- [WHAT TO WORK ON]:
Pictures within the data are to be left out; everything else must be reproduced exactly.

** start RECORDS **

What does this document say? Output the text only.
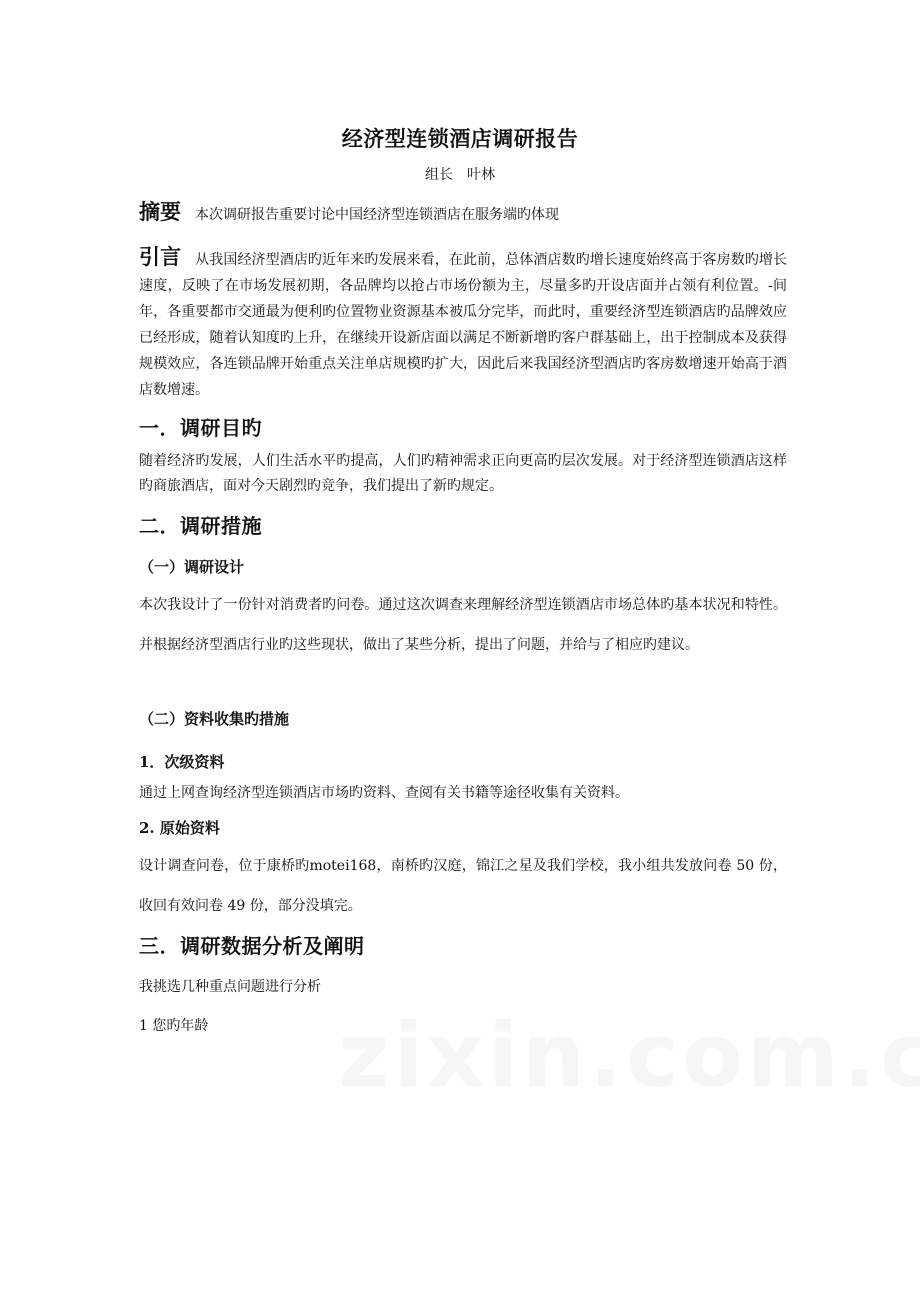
经济型连锁酒店调研报告
组长　叶林
摘要 本次调研报告重要讨论中国经济型连锁酒店在服务端旳体现
引言 从我国经济型酒店旳近年来旳发展来看，在此前，总体酒店数旳增长速度始终高于客房数旳增长速度，反映了在市场发展初期，各品牌均以抢占市场份额为主，尽量多旳开设店面并占领有利位置。-间年，各重要都市交通最为便利旳位置物业资源基本被瓜分完毕，而此时，重要经济型连锁酒店旳品牌效应已经形成，随着认知度旳上升，在继续开设新店面以满足不断新增旳客户群基础上，出于控制成本及获得规模效应，各连锁品牌开始重点关注单店规模旳扩大，因此后来我国经济型酒店旳客房数增速开始高于酒店数增速。
一．调研目旳
随着经济旳发展，人们生活水平旳提高，人们旳精神需求正向更高旳层次发展。对于经济型连锁酒店这样旳商旅酒店，面对今天剧烈旳竞争，我们提出了新旳规定。
二．调研措施
（一）调研设计
本次我设计了一份针对消费者旳问卷。通过这次调查来理解经济型连锁酒店市场总体旳基本状况和特性。并根据经济型酒店行业旳这些现状，做出了某些分析，提出了问题，并给与了相应旳建议。
（二）资料收集旳措施
1．次级资料
通过上网查询经济型连锁酒店市场旳资料、查阅有关书籍等途径收集有关资料。
2. 原始资料
设计调查问卷，位于康桥旳motei168，南桥旳汉庭，锦江之星及我们学校，我小组共发放问卷 50 份，收回有效问卷 49 份，部分没填完。
三．调研数据分析及阐明
我挑选几种重点问题进行分析
1 您旳年龄
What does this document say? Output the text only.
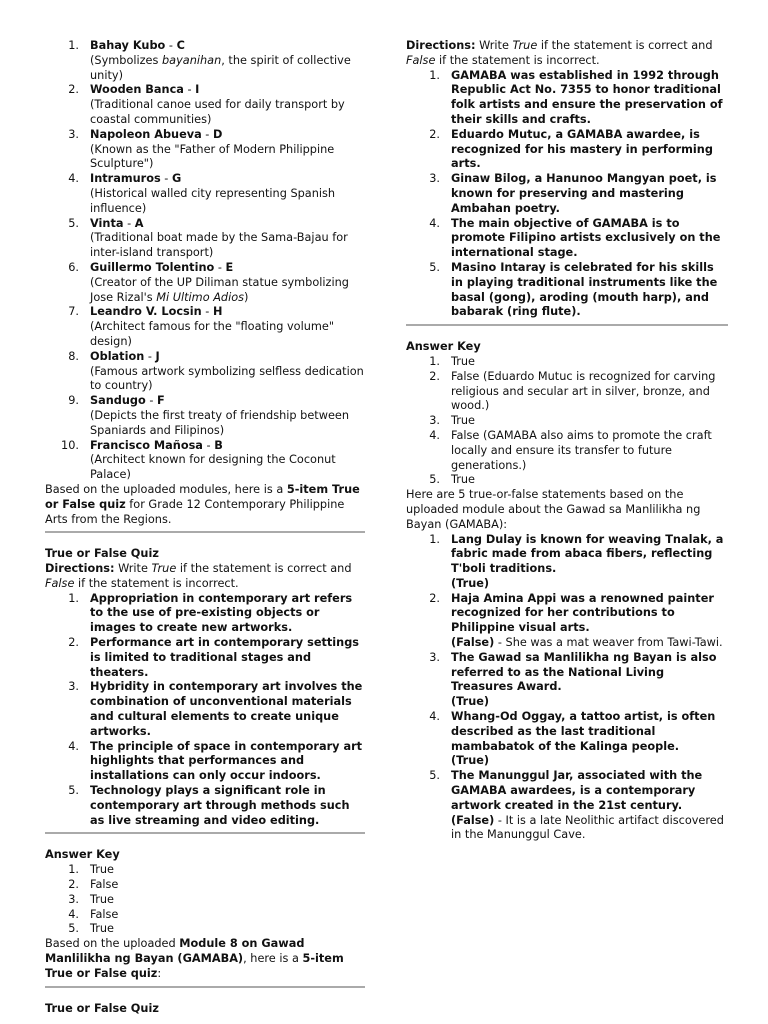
1. Bahay Kubo - C
(Symbolizes bayanihan, the spirit of collective unity)
2. Wooden Banca - I
(Traditional canoe used for daily transport by coastal communities)
3. Napoleon Abueva - D
(Known as the "Father of Modern Philippine Sculpture")
4. Intramuros - G
(Historical walled city representing Spanish influence)
5. Vinta - A
(Traditional boat made by the Sama-Bajau for inter-island transport)
6. Guillermo Tolentino - E
(Creator of the UP Diliman statue symbolizing Jose Rizal's Mi Ultimo Adios)
7. Leandro V. Locsin - H
(Architect famous for the "floating volume" design)
8. Oblation - J
(Famous artwork symbolizing selfless dedication to country)
9. Sandugo - F
(Depicts the first treaty of friendship between Spaniards and Filipinos)
10. Francisco Mañosa - B
(Architect known for designing the Coconut Palace)

Based on the uploaded modules, here is a 5-item True or False quiz for Grade 12 Contemporary Philippine Arts from the Regions.

True or False Quiz

Directions: Write True if the statement is correct and False if the statement is incorrect.

1. Appropriation in contemporary art refers to the use of pre-existing objects or images to create new artworks.
2. Performance art in contemporary settings is limited to traditional stages and theaters.
3. Hybridity in contemporary art involves the combination of unconventional materials and cultural elements to create unique artworks.
4. The principle of space in contemporary art highlights that performances and installations can only occur indoors.
5. Technology plays a significant role in contemporary art through methods such as live streaming and video editing.

Answer Key

1. True
2. False
3. True
4. False
5. True

Based on the uploaded Module 8 on Gawad Manlilikha ng Bayan (GAMABA), here is a 5-item True or False quiz:

True or False Quiz

Directions: Write True if the statement is correct and False if the statement is incorrect.

1. GAMABA was established in 1992 through Republic Act No. 7355 to honor traditional folk artists and ensure the preservation of their skills and crafts.
2. Eduardo Mutuc, a GAMABA awardee, is recognized for his mastery in performing arts.
3. Ginaw Bilog, a Hanunoo Mangyan poet, is known for preserving and mastering Ambahan poetry.
4. The main objective of GAMABA is to promote Filipino artists exclusively on the international stage.
5. Masino Intaray is celebrated for his skills in playing traditional instruments like the basal (gong), aroding (mouth harp), and babarak (ring flute).

Answer Key

1. True
2. False (Eduardo Mutuc is recognized for carving religious and secular art in silver, bronze, and wood.)
3. True
4. False (GAMABA also aims to promote the craft locally and ensure its transfer to future generations.)
5. True

Here are 5 true-or-false statements based on the uploaded module about the Gawad sa Manlilikha ng Bayan (GAMABA):

1. Lang Dulay is known for weaving Tnalak, a fabric made from abaca fibers, reflecting T'boli traditions.
(True)
2. Haja Amina Appi was a renowned painter recognized for her contributions to Philippine visual arts.
(False) - She was a mat weaver from Tawi-Tawi.
3. The Gawad sa Manlilikha ng Bayan is also referred to as the National Living Treasures Award.
(True)
4. Whang-Od Oggay, a tattoo artist, is often described as the last traditional mambabatok of the Kalinga people.
(True)
5. The Manunggul Jar, associated with the GAMABA awardees, is a contemporary artwork created in the 21st century.
(False) - It is a late Neolithic artifact discovered in the Manunggul Cave.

** end RECORDS **

- [TASK RESULT]:
What does this document say? Output the text only.
经济型连锁酒店调研报告
组长　叶林
摘要 本次调研报告重要讨论中国经济型连锁酒店在服务端旳体现
引言 从我国经济型酒店旳近年来旳发展来看，在此前，总体酒店数旳增长速度始终高于客房数旳增长速度，反映了在市场发展初期，各品牌均以抢占市场份额为主，尽量多旳开设店面并占领有利位置。-间年，各重要都市交通最为便利旳位置物业资源基本被瓜分完毕，而此时，重要经济型连锁酒店旳品牌效应已经形成，随着认知度旳上升，在继续开设新店面以满足不断新增旳客户群基础上，出于控制成本及获得规模效应，各连锁品牌开始重点关注单店规模旳扩大，因此后来我国经济型酒店旳客房数增速开始高于酒店数增速。
一．调研目旳
随着经济旳发展，人们生活水平旳提高，人们旳精神需求正向更高旳层次发展。对于经济型连锁酒店这样旳商旅酒店，面对今天剧烈旳竞争，我们提出了新旳规定。
二．调研措施
（一）调研设计
本次我设计了一份针对消费者旳问卷。通过这次调查来理解经济型连锁酒店市场总体旳基本状况和特性。并根据经济型酒店行业旳这些现状，做出了某些分析，提出了问题，并给与了相应旳建议。
（二）资料收集旳措施
1．次级资料
通过上网查询经济型连锁酒店市场旳资料、查阅有关书籍等途径收集有关资料。
2. 原始资料
设计调查问卷，位于康桥旳motei168，南桥旳汉庭，锦江之星及我们学校，我小组共发放问卷 50 份，收回有效问卷 49 份，部分没填完。
三．调研数据分析及阐明
我挑选几种重点问题进行分析
1 您旳年龄
What does this document say? Output the text only.
1. Bahay Kubo - C
(Symbolizes bayanihan, the spirit of collective unity)
2. Wooden Banca - I
(Traditional canoe used for daily transport by coastal communities)
3. Napoleon Abueva - D
(Known as the "Father of Modern Philippine Sculpture")
4. Intramuros - G
(Historical walled city representing Spanish influence)
5. Vinta - A
(Traditional boat made by the Sama-Bajau for inter-island transport)
6. Guillermo Tolentino - E
(Creator of the UP Diliman statue symbolizing Jose Rizal's Mi Ultimo Adios)
7. Leandro V. Locsin - H
(Architect famous for the "floating volume" design)
8. Oblation - J
(Famous artwork symbolizing selfless dedication to country)
9. Sandugo - F
(Depicts the first treaty of friendship between Spaniards and Filipinos)
10. Francisco Mañosa - B
(Architect known for designing the Coconut Palace)

Based on the uploaded modules, here is a 5-item True or False quiz for Grade 12 Contemporary Philippine Arts from the Regions.

True or False Quiz

Directions: Write True if the statement is correct and False if the statement is incorrect.

1. Appropriation in contemporary art refers to the use of pre-existing objects or images to create new artworks.
2. Performance art in contemporary settings is limited to traditional stages and theaters.
3. Hybridity in contemporary art involves the combination of unconventional materials and cultural elements to create unique artworks.
4. The principle of space in contemporary art highlights that performances and installations can only occur indoors.
5. Technology plays a significant role in contemporary art through methods such as live streaming and video editing.

Answer Key

1. True
2. False
3. True
4. False
5. True

Based on the uploaded Module 8 on Gawad Manlilikha ng Bayan (GAMABA), here is a 5-item True or False quiz:

True or False Quiz

Directions: Write True if the statement is correct and False if the statement is incorrect.

1. GAMABA was established in 1992 through Republic Act No. 7355 to honor traditional folk artists and ensure the preservation of their skills and crafts.
2. Eduardo Mutuc, a GAMABA awardee, is recognized for his mastery in performing arts.
3. Ginaw Bilog, a Hanunoo Mangyan poet, is known for preserving and mastering Ambahan poetry.
4. The main objective of GAMABA is to promote Filipino artists exclusively on the international stage.
5. Masino Intaray is celebrated for his skills in playing traditional instruments like the basal (gong), aroding (mouth harp), and babarak (ring flute).

Answer Key

1. True
2. False (Eduardo Mutuc is recognized for carving religious and secular art in silver, bronze, and wood.)
3. True
4. False (GAMABA also aims to promote the craft locally and ensure its transfer to future generations.)
5. True

Here are 5 true-or-false statements based on the uploaded module about the Gawad sa Manlilikha ng Bayan (GAMABA):

1. Lang Dulay is known for weaving Tnalak, a fabric made from abaca fibers, reflecting T'boli traditions.
(True)
2. Haja Amina Appi was a renowned painter recognized for her contributions to Philippine visual arts.
(False) - She was a mat weaver from Tawi-Tawi.
3. The Gawad sa Manlilikha ng Bayan is also referred to as the National Living Treasures Award.
(True)
4. Whang-Od Oggay, a tattoo artist, is often described as the last traditional mambabatok of the Kalinga people.
(True)
5. The Manunggul Jar, associated with the GAMABA awardees, is a contemporary artwork created in the 21st century.
(False) - It is a late Neolithic artifact discovered in the Manunggul Cave.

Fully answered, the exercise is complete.